* [SET TASK]: Go through the material and write it all out exactly, minus the pictures.

* [RECORDS FOR THE TASK]:

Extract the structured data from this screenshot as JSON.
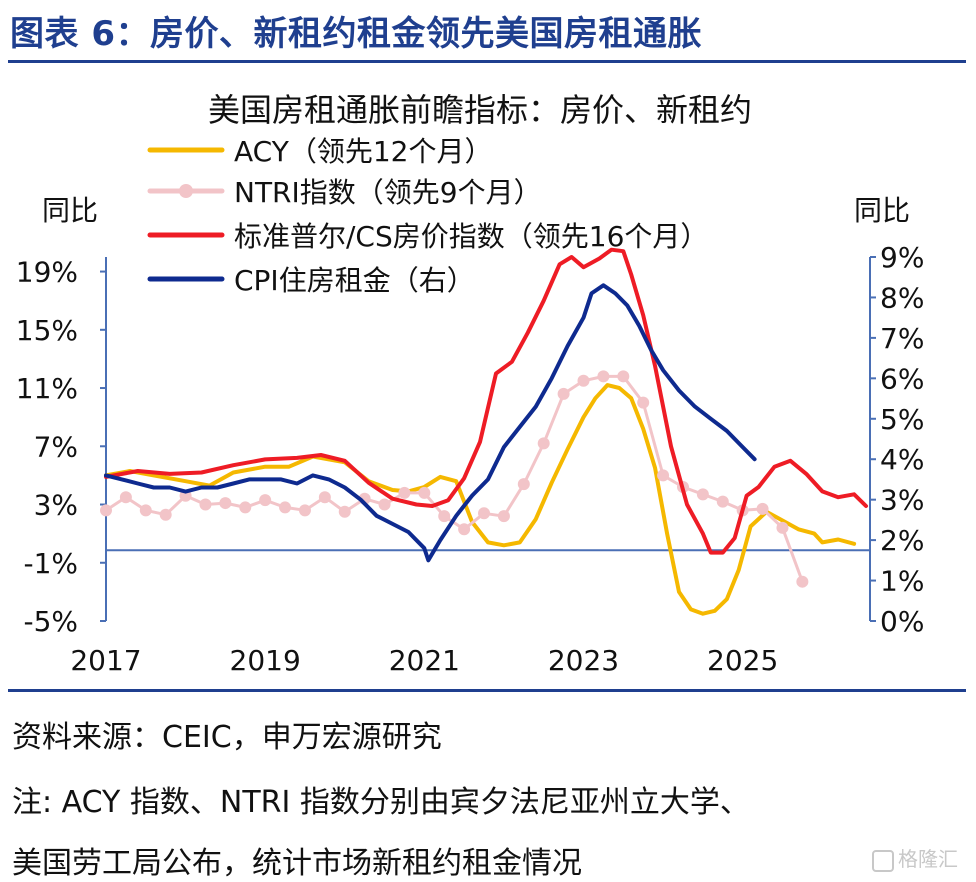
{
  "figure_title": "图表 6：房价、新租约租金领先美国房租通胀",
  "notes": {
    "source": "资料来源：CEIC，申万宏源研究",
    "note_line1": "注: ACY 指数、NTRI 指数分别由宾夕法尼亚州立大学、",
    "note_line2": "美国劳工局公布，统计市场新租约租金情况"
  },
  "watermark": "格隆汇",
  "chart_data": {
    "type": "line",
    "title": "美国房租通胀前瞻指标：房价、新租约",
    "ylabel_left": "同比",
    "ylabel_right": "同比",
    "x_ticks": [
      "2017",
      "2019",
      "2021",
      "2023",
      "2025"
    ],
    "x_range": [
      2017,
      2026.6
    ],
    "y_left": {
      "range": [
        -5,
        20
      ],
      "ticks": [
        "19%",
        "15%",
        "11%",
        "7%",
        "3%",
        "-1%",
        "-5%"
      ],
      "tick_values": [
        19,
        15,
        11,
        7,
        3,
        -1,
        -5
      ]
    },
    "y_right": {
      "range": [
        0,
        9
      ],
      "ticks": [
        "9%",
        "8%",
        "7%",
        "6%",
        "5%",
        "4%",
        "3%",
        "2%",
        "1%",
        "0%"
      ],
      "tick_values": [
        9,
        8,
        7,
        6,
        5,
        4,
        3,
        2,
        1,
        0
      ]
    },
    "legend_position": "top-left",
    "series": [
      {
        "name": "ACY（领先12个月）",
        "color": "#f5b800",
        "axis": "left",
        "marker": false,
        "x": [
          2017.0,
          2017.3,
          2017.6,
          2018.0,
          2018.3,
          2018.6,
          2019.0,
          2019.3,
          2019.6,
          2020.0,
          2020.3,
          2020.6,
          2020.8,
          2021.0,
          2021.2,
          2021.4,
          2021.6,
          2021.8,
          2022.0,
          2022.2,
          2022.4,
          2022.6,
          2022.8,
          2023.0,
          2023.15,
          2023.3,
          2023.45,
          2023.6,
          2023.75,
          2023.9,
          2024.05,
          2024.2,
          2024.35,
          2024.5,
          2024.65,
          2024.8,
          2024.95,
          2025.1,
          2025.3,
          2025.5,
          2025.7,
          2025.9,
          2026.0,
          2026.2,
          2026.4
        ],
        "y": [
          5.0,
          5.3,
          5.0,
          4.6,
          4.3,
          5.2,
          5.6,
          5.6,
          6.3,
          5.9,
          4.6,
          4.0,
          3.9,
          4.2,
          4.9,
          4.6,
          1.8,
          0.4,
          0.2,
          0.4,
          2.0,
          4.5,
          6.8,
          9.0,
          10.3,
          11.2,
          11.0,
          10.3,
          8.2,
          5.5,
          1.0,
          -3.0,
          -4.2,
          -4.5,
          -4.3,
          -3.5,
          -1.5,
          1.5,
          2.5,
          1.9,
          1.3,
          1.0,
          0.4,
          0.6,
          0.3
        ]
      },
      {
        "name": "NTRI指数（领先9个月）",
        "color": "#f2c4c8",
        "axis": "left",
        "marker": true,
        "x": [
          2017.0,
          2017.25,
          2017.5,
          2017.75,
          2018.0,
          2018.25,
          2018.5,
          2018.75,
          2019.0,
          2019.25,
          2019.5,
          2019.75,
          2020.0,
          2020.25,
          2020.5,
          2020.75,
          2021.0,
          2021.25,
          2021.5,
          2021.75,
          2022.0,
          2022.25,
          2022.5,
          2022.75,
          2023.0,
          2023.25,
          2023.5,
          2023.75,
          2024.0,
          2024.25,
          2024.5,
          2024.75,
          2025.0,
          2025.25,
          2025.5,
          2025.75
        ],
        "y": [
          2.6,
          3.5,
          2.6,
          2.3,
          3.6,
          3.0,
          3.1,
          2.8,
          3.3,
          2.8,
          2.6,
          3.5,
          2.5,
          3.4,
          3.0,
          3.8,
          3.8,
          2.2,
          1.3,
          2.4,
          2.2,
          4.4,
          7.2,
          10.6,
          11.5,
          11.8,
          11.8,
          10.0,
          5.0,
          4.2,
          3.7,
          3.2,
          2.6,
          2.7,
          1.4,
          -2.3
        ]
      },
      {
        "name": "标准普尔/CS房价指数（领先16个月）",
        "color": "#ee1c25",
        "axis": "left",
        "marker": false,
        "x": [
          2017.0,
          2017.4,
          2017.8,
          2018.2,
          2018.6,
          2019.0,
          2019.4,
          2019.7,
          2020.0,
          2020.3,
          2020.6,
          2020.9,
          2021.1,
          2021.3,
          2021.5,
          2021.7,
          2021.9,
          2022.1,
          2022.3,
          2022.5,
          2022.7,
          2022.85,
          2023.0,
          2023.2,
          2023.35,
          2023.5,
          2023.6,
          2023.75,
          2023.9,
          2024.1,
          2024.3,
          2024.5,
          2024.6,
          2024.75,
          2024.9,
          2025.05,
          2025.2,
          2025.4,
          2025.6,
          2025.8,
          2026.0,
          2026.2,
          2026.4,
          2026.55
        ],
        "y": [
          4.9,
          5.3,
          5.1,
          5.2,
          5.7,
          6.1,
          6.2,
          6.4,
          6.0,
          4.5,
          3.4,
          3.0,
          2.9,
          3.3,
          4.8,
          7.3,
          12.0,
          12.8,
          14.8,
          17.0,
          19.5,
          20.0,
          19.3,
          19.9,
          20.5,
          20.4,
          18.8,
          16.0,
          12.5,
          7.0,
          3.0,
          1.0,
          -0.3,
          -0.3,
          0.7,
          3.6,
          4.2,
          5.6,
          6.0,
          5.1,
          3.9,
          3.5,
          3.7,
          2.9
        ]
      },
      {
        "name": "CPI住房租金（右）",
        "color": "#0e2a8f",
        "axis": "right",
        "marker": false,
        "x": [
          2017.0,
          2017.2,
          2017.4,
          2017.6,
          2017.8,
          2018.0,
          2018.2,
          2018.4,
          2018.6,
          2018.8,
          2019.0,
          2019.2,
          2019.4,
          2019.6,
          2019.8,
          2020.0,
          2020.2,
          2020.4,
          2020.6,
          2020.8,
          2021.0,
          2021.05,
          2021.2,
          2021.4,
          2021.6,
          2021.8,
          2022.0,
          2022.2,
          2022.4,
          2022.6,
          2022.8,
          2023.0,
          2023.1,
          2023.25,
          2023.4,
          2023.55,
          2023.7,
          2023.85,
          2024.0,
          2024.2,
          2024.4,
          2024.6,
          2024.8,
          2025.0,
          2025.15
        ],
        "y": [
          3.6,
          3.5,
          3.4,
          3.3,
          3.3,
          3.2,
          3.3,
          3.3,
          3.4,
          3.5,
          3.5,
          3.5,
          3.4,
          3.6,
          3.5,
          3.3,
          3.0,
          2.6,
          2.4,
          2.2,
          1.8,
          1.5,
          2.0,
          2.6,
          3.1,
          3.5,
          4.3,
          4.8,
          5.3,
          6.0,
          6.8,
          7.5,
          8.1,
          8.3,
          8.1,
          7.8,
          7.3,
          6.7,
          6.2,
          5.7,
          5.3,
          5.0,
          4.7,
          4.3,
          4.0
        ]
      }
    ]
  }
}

* [WRITTEN REPLY]:
Extract the structured data from this screenshot as JSON.
{
  "figure_title": "图表 6：房价、新租约租金领先美国房租通胀",
  "notes": {
    "source": "资料来源：CEIC，申万宏源研究",
    "note_line1": "注: ACY 指数、NTRI 指数分别由宾夕法尼亚州立大学、",
    "note_line2": "美国劳工局公布，统计市场新租约租金情况"
  },
  "watermark": "格隆汇",
  "chart_data": {
    "type": "line",
    "title": "美国房租通胀前瞻指标：房价、新租约",
    "ylabel_left": "同比",
    "ylabel_right": "同比",
    "x_ticks": [
      "2017",
      "2019",
      "2021",
      "2023",
      "2025"
    ],
    "x_range": [
      2017,
      2026.6
    ],
    "y_left": {
      "range": [
        -5,
        20
      ],
      "ticks": [
        "19%",
        "15%",
        "11%",
        "7%",
        "3%",
        "-1%",
        "-5%"
      ],
      "tick_values": [
        19,
        15,
        11,
        7,
        3,
        -1,
        -5
      ]
    },
    "y_right": {
      "range": [
        0,
        9
      ],
      "ticks": [
        "9%",
        "8%",
        "7%",
        "6%",
        "5%",
        "4%",
        "3%",
        "2%",
        "1%",
        "0%"
      ],
      "tick_values": [
        9,
        8,
        7,
        6,
        5,
        4,
        3,
        2,
        1,
        0
      ]
    },
    "legend_position": "top-left",
    "series": [
      {
        "name": "ACY（领先12个月）",
        "color": "#f5b800",
        "axis": "left",
        "marker": false,
        "x": [
          2017.0,
          2017.3,
          2017.6,
          2018.0,
          2018.3,
          2018.6,
          2019.0,
          2019.3,
          2019.6,
          2020.0,
          2020.3,
          2020.6,
          2020.8,
          2021.0,
          2021.2,
          2021.4,
          2021.6,
          2021.8,
          2022.0,
          2022.2,
          2022.4,
          2022.6,
          2022.8,
          2023.0,
          2023.15,
          2023.3,
          2023.45,
          2023.6,
          2023.75,
          2023.9,
          2024.05,
          2024.2,
          2024.35,
          2024.5,
          2024.65,
          2024.8,
          2024.95,
          2025.1,
          2025.3,
          2025.5,
          2025.7,
          2025.9,
          2026.0,
          2026.2,
          2026.4
        ],
        "y": [
          5.0,
          5.3,
          5.0,
          4.6,
          4.3,
          5.2,
          5.6,
          5.6,
          6.3,
          5.9,
          4.6,
          4.0,
          3.9,
          4.2,
          4.9,
          4.6,
          1.8,
          0.4,
          0.2,
          0.4,
          2.0,
          4.5,
          6.8,
          9.0,
          10.3,
          11.2,
          11.0,
          10.3,
          8.2,
          5.5,
          1.0,
          -3.0,
          -4.2,
          -4.5,
          -4.3,
          -3.5,
          -1.5,
          1.5,
          2.5,
          1.9,
          1.3,
          1.0,
          0.4,
          0.6,
          0.3
        ]
      },
      {
        "name": "NTRI指数（领先9个月）",
        "color": "#f2c4c8",
        "axis": "left",
        "marker": true,
        "x": [
          2017.0,
          2017.25,
          2017.5,
          2017.75,
          2018.0,
          2018.25,
          2018.5,
          2018.75,
          2019.0,
          2019.25,
          2019.5,
          2019.75,
          2020.0,
          2020.25,
          2020.5,
          2020.75,
          2021.0,
          2021.25,
          2021.5,
          2021.75,
          2022.0,
          2022.25,
          2022.5,
          2022.75,
          2023.0,
          2023.25,
          2023.5,
          2023.75,
          2024.0,
          2024.25,
          2024.5,
          2024.75,
          2025.0,
          2025.25,
          2025.5,
          2025.75
        ],
        "y": [
          2.6,
          3.5,
          2.6,
          2.3,
          3.6,
          3.0,
          3.1,
          2.8,
          3.3,
          2.8,
          2.6,
          3.5,
          2.5,
          3.4,
          3.0,
          3.8,
          3.8,
          2.2,
          1.3,
          2.4,
          2.2,
          4.4,
          7.2,
          10.6,
          11.5,
          11.8,
          11.8,
          10.0,
          5.0,
          4.2,
          3.7,
          3.2,
          2.6,
          2.7,
          1.4,
          -2.3
        ]
      },
      {
        "name": "标准普尔/CS房价指数（领先16个月）",
        "color": "#ee1c25",
        "axis": "left",
        "marker": false,
        "x": [
          2017.0,
          2017.4,
          2017.8,
          2018.2,
          2018.6,
          2019.0,
          2019.4,
          2019.7,
          2020.0,
          2020.3,
          2020.6,
          2020.9,
          2021.1,
          2021.3,
          2021.5,
          2021.7,
          2021.9,
          2022.1,
          2022.3,
          2022.5,
          2022.7,
          2022.85,
          2023.0,
          2023.2,
          2023.35,
          2023.5,
          2023.6,
          2023.75,
          2023.9,
          2024.1,
          2024.3,
          2024.5,
          2024.6,
          2024.75,
          2024.9,
          2025.05,
          2025.2,
          2025.4,
          2025.6,
          2025.8,
          2026.0,
          2026.2,
          2026.4,
          2026.55
        ],
        "y": [
          4.9,
          5.3,
          5.1,
          5.2,
          5.7,
          6.1,
          6.2,
          6.4,
          6.0,
          4.5,
          3.4,
          3.0,
          2.9,
          3.3,
          4.8,
          7.3,
          12.0,
          12.8,
          14.8,
          17.0,
          19.5,
          20.0,
          19.3,
          19.9,
          20.5,
          20.4,
          18.8,
          16.0,
          12.5,
          7.0,
          3.0,
          1.0,
          -0.3,
          -0.3,
          0.7,
          3.6,
          4.2,
          5.6,
          6.0,
          5.1,
          3.9,
          3.5,
          3.7,
          2.9
        ]
      },
      {
        "name": "CPI住房租金（右）",
        "color": "#0e2a8f",
        "axis": "right",
        "marker": false,
        "x": [
          2017.0,
          2017.2,
          2017.4,
          2017.6,
          2017.8,
          2018.0,
          2018.2,
          2018.4,
          2018.6,
          2018.8,
          2019.0,
          2019.2,
          2019.4,
          2019.6,
          2019.8,
          2020.0,
          2020.2,
          2020.4,
          2020.6,
          2020.8,
          2021.0,
          2021.05,
          2021.2,
          2021.4,
          2021.6,
          2021.8,
          2022.0,
          2022.2,
          2022.4,
          2022.6,
          2022.8,
          2023.0,
          2023.1,
          2023.25,
          2023.4,
          2023.55,
          2023.7,
          2023.85,
          2024.0,
          2024.2,
          2024.4,
          2024.6,
          2024.8,
          2025.0,
          2025.15
        ],
        "y": [
          3.6,
          3.5,
          3.4,
          3.3,
          3.3,
          3.2,
          3.3,
          3.3,
          3.4,
          3.5,
          3.5,
          3.5,
          3.4,
          3.6,
          3.5,
          3.3,
          3.0,
          2.6,
          2.4,
          2.2,
          1.8,
          1.5,
          2.0,
          2.6,
          3.1,
          3.5,
          4.3,
          4.8,
          5.3,
          6.0,
          6.8,
          7.5,
          8.1,
          8.3,
          8.1,
          7.8,
          7.3,
          6.7,
          6.2,
          5.7,
          5.3,
          5.0,
          4.7,
          4.3,
          4.0
        ]
      }
    ]
  }
}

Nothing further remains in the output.